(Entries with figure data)
────────────────────

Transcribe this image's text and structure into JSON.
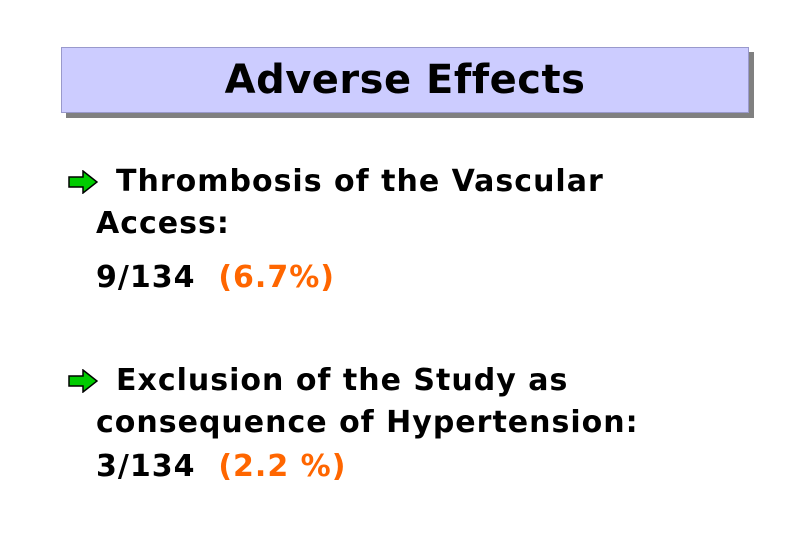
{
  "slide": {
    "title": "Adverse Effects",
    "accent_color": "#ff6600",
    "title_bg_color": "#ccccff",
    "bullet_icon": "arrow-right-icon",
    "bullet_color": "#00cc00",
    "items": [
      {
        "line1": "Thrombosis of the Vascular",
        "line2": "Access:",
        "count": "9/134",
        "percent": "(6.7%)"
      },
      {
        "line1": "Exclusion of the Study as",
        "line2": "consequence of Hypertension:",
        "count": "3/134",
        "percent": "(2.2 %)"
      }
    ]
  }
}
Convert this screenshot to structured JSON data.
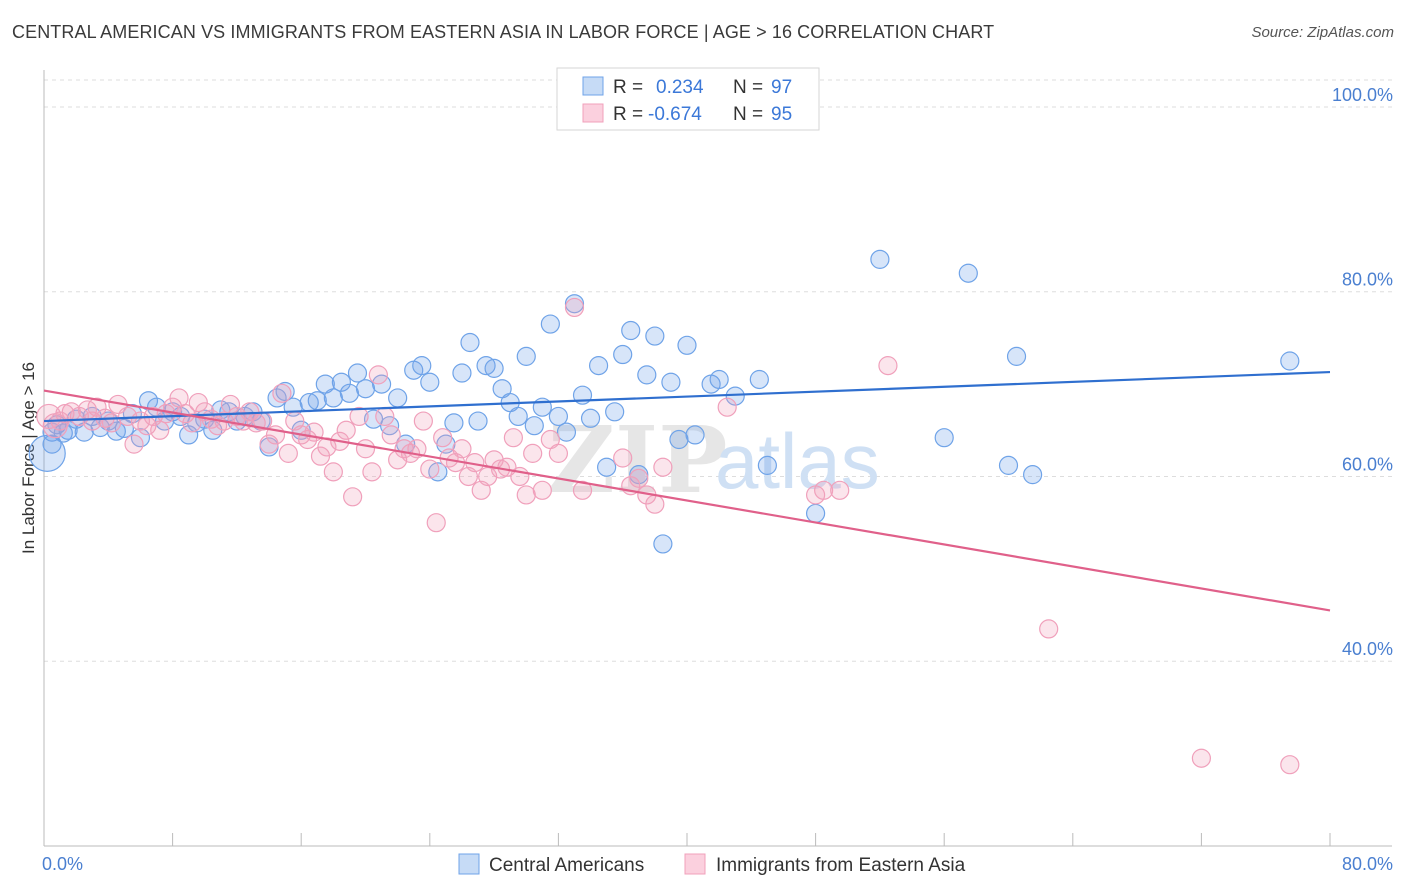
{
  "header": {
    "title": "CENTRAL AMERICAN VS IMMIGRANTS FROM EASTERN ASIA IN LABOR FORCE | AGE > 16 CORRELATION CHART",
    "source": "Source: ZipAtlas.com"
  },
  "watermark": {
    "zip": "ZIP",
    "atlas": "atlas"
  },
  "legend": {
    "rows": [
      {
        "r_label": "R =",
        "r_value": "0.234",
        "n_label": "N =",
        "n_value": "97"
      },
      {
        "r_label": "R =",
        "r_value": "-0.674",
        "n_label": "N =",
        "n_value": "95"
      }
    ]
  },
  "chart_data": {
    "type": "scatter",
    "title": "CENTRAL AMERICAN VS IMMIGRANTS FROM EASTERN ASIA IN LABOR FORCE | AGE > 16 CORRELATION CHART",
    "xlabel": "",
    "ylabel": "In Labor Force | Age > 16",
    "xlim": [
      0,
      80
    ],
    "ylim": [
      20,
      104
    ],
    "x_tick_labels": [
      {
        "value": 0,
        "label": "0.0%"
      },
      {
        "value": 80,
        "label": "80.0%"
      }
    ],
    "y_tick_labels": [
      {
        "value": 100,
        "label": "100.0%"
      },
      {
        "value": 80,
        "label": "80.0%"
      },
      {
        "value": 60,
        "label": "60.0%"
      },
      {
        "value": 40,
        "label": "40.0%"
      }
    ],
    "colors": {
      "blue": "#6fa3e8",
      "blue_line": "#2f6fcf",
      "pink": "#f0a0bb",
      "pink_line": "#e0608a"
    },
    "series": [
      {
        "name": "Central Americans",
        "color": "#6fa3e8",
        "trend": {
          "x0": 0,
          "y0": 66.0,
          "x1": 80,
          "y1": 71.3
        },
        "points": [
          [
            0.2,
            62.5
          ],
          [
            0.5,
            64.8
          ],
          [
            0.8,
            65.6
          ],
          [
            1.2,
            64.7
          ],
          [
            1.5,
            65.0
          ],
          [
            2.0,
            66.2
          ],
          [
            2.5,
            64.8
          ],
          [
            3.0,
            66.5
          ],
          [
            3.5,
            65.3
          ],
          [
            4.0,
            66.0
          ],
          [
            4.5,
            64.9
          ],
          [
            5.0,
            65.2
          ],
          [
            5.5,
            66.8
          ],
          [
            6.0,
            64.2
          ],
          [
            6.5,
            68.2
          ],
          [
            7.0,
            67.5
          ],
          [
            7.5,
            66.0
          ],
          [
            8.0,
            67.0
          ],
          [
            8.5,
            66.5
          ],
          [
            9.0,
            64.5
          ],
          [
            9.5,
            65.8
          ],
          [
            10.0,
            66.2
          ],
          [
            10.5,
            65.0
          ],
          [
            11.0,
            67.2
          ],
          [
            11.5,
            67.0
          ],
          [
            12.0,
            66.0
          ],
          [
            12.5,
            66.5
          ],
          [
            13.0,
            67.0
          ],
          [
            13.5,
            66.0
          ],
          [
            14.0,
            63.2
          ],
          [
            14.5,
            68.5
          ],
          [
            15.0,
            69.2
          ],
          [
            15.5,
            67.5
          ],
          [
            16.0,
            65.0
          ],
          [
            16.5,
            68.0
          ],
          [
            17.0,
            68.2
          ],
          [
            17.5,
            70.0
          ],
          [
            18.0,
            68.5
          ],
          [
            18.5,
            70.2
          ],
          [
            19.0,
            69.0
          ],
          [
            19.5,
            71.2
          ],
          [
            20.0,
            69.5
          ],
          [
            20.5,
            66.2
          ],
          [
            21.0,
            70.0
          ],
          [
            21.5,
            65.5
          ],
          [
            22.0,
            68.5
          ],
          [
            22.5,
            63.5
          ],
          [
            23.0,
            71.5
          ],
          [
            23.5,
            72.0
          ],
          [
            24.0,
            70.2
          ],
          [
            24.5,
            60.5
          ],
          [
            25.0,
            63.5
          ],
          [
            25.5,
            65.8
          ],
          [
            26.0,
            71.2
          ],
          [
            26.5,
            74.5
          ],
          [
            27.0,
            66.0
          ],
          [
            27.5,
            72.0
          ],
          [
            28.0,
            71.7
          ],
          [
            28.5,
            69.5
          ],
          [
            29.0,
            68.0
          ],
          [
            29.5,
            66.5
          ],
          [
            30.0,
            73.0
          ],
          [
            30.5,
            65.5
          ],
          [
            31.0,
            67.5
          ],
          [
            31.5,
            76.5
          ],
          [
            32.0,
            66.5
          ],
          [
            32.5,
            64.8
          ],
          [
            33.0,
            78.7
          ],
          [
            33.5,
            68.8
          ],
          [
            34.0,
            66.3
          ],
          [
            34.5,
            72.0
          ],
          [
            35.0,
            61.0
          ],
          [
            35.5,
            67.0
          ],
          [
            36.0,
            73.2
          ],
          [
            36.5,
            75.8
          ],
          [
            37.0,
            60.2
          ],
          [
            37.5,
            71.0
          ],
          [
            38.0,
            75.2
          ],
          [
            38.5,
            52.7
          ],
          [
            39.0,
            70.2
          ],
          [
            39.5,
            64.0
          ],
          [
            40.0,
            74.2
          ],
          [
            40.5,
            64.5
          ],
          [
            41.5,
            70.0
          ],
          [
            42.0,
            70.5
          ],
          [
            43.0,
            68.7
          ],
          [
            44.5,
            70.5
          ],
          [
            45.0,
            61.2
          ],
          [
            48.0,
            56.0
          ],
          [
            52.0,
            83.5
          ],
          [
            56.0,
            64.2
          ],
          [
            57.5,
            82.0
          ],
          [
            60.0,
            61.2
          ],
          [
            60.5,
            73.0
          ],
          [
            61.5,
            60.2
          ],
          [
            77.5,
            72.5
          ],
          [
            0.5,
            63.5
          ]
        ]
      },
      {
        "name": "Immigrants from Eastern Asia",
        "color": "#f0a0bb",
        "trend": {
          "x0": 0,
          "y0": 69.3,
          "x1": 80,
          "y1": 45.5
        },
        "points": [
          [
            0.3,
            66.5
          ],
          [
            0.7,
            65.5
          ],
          [
            1.0,
            66.0
          ],
          [
            1.3,
            66.8
          ],
          [
            1.7,
            67.0
          ],
          [
            2.2,
            66.5
          ],
          [
            2.7,
            67.2
          ],
          [
            3.0,
            66.0
          ],
          [
            3.3,
            67.5
          ],
          [
            3.8,
            66.3
          ],
          [
            4.2,
            65.8
          ],
          [
            4.6,
            67.8
          ],
          [
            5.2,
            66.5
          ],
          [
            5.6,
            63.5
          ],
          [
            6.0,
            66.0
          ],
          [
            6.4,
            65.5
          ],
          [
            6.8,
            66.5
          ],
          [
            7.2,
            65.0
          ],
          [
            7.6,
            66.8
          ],
          [
            8.0,
            67.5
          ],
          [
            8.4,
            68.5
          ],
          [
            8.8,
            66.8
          ],
          [
            9.2,
            65.8
          ],
          [
            9.6,
            68.0
          ],
          [
            10.0,
            67.0
          ],
          [
            10.4,
            66.2
          ],
          [
            10.8,
            65.5
          ],
          [
            11.2,
            66.0
          ],
          [
            11.6,
            67.8
          ],
          [
            12.0,
            66.5
          ],
          [
            12.4,
            66.0
          ],
          [
            12.8,
            67.0
          ],
          [
            13.2,
            65.8
          ],
          [
            13.6,
            66.0
          ],
          [
            14.0,
            63.5
          ],
          [
            14.4,
            64.5
          ],
          [
            14.8,
            69.0
          ],
          [
            15.2,
            62.5
          ],
          [
            15.6,
            66.0
          ],
          [
            16.0,
            64.5
          ],
          [
            16.4,
            64.0
          ],
          [
            16.8,
            64.8
          ],
          [
            17.2,
            62.2
          ],
          [
            17.6,
            63.2
          ],
          [
            18.0,
            60.5
          ],
          [
            18.4,
            63.8
          ],
          [
            18.8,
            65.0
          ],
          [
            19.2,
            57.8
          ],
          [
            19.6,
            66.5
          ],
          [
            20.0,
            63.0
          ],
          [
            20.4,
            60.5
          ],
          [
            20.8,
            71.0
          ],
          [
            21.2,
            66.5
          ],
          [
            21.6,
            64.5
          ],
          [
            22.0,
            61.8
          ],
          [
            22.4,
            63.0
          ],
          [
            22.8,
            62.5
          ],
          [
            23.2,
            63.0
          ],
          [
            23.6,
            66.0
          ],
          [
            24.0,
            60.8
          ],
          [
            24.4,
            55.0
          ],
          [
            24.8,
            64.2
          ],
          [
            25.2,
            62.0
          ],
          [
            25.6,
            61.5
          ],
          [
            26.0,
            63.0
          ],
          [
            26.4,
            60.0
          ],
          [
            26.8,
            61.5
          ],
          [
            27.2,
            58.5
          ],
          [
            27.6,
            60.0
          ],
          [
            28.0,
            61.8
          ],
          [
            28.4,
            60.8
          ],
          [
            28.8,
            61.0
          ],
          [
            29.2,
            64.2
          ],
          [
            29.6,
            60.0
          ],
          [
            30.0,
            58.0
          ],
          [
            30.4,
            62.5
          ],
          [
            31.0,
            58.5
          ],
          [
            31.5,
            64.0
          ],
          [
            32.0,
            62.5
          ],
          [
            33.0,
            78.3
          ],
          [
            33.5,
            58.5
          ],
          [
            36.0,
            62.0
          ],
          [
            36.5,
            59.0
          ],
          [
            37.0,
            59.8
          ],
          [
            37.5,
            58.0
          ],
          [
            38.0,
            57.0
          ],
          [
            38.5,
            61.0
          ],
          [
            42.5,
            67.5
          ],
          [
            48.0,
            58.0
          ],
          [
            48.5,
            58.5
          ],
          [
            49.5,
            58.5
          ],
          [
            52.5,
            72.0
          ],
          [
            62.5,
            43.5
          ],
          [
            72.0,
            29.5
          ],
          [
            77.5,
            28.8
          ]
        ]
      }
    ],
    "bottom_legend": [
      "Central Americans",
      "Immigrants from Eastern Asia"
    ]
  }
}
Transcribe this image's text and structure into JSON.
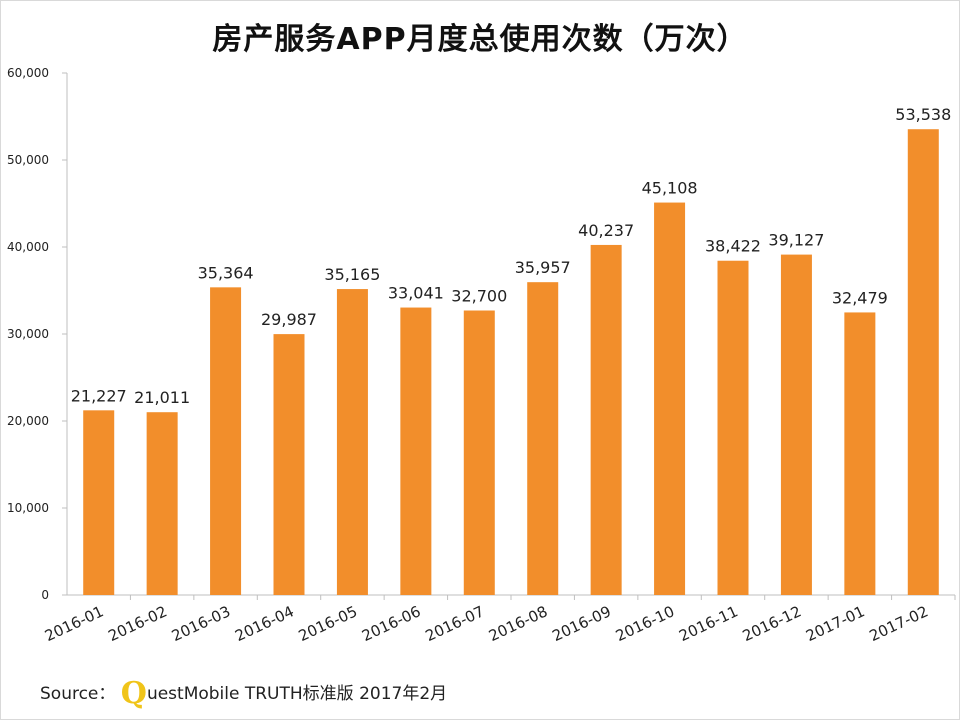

────────────────────

* Objective: In the entries above, find each line with the string "Americans" and copy it.

* Answer:
        "name": "Central Americans",
      "Central Americans",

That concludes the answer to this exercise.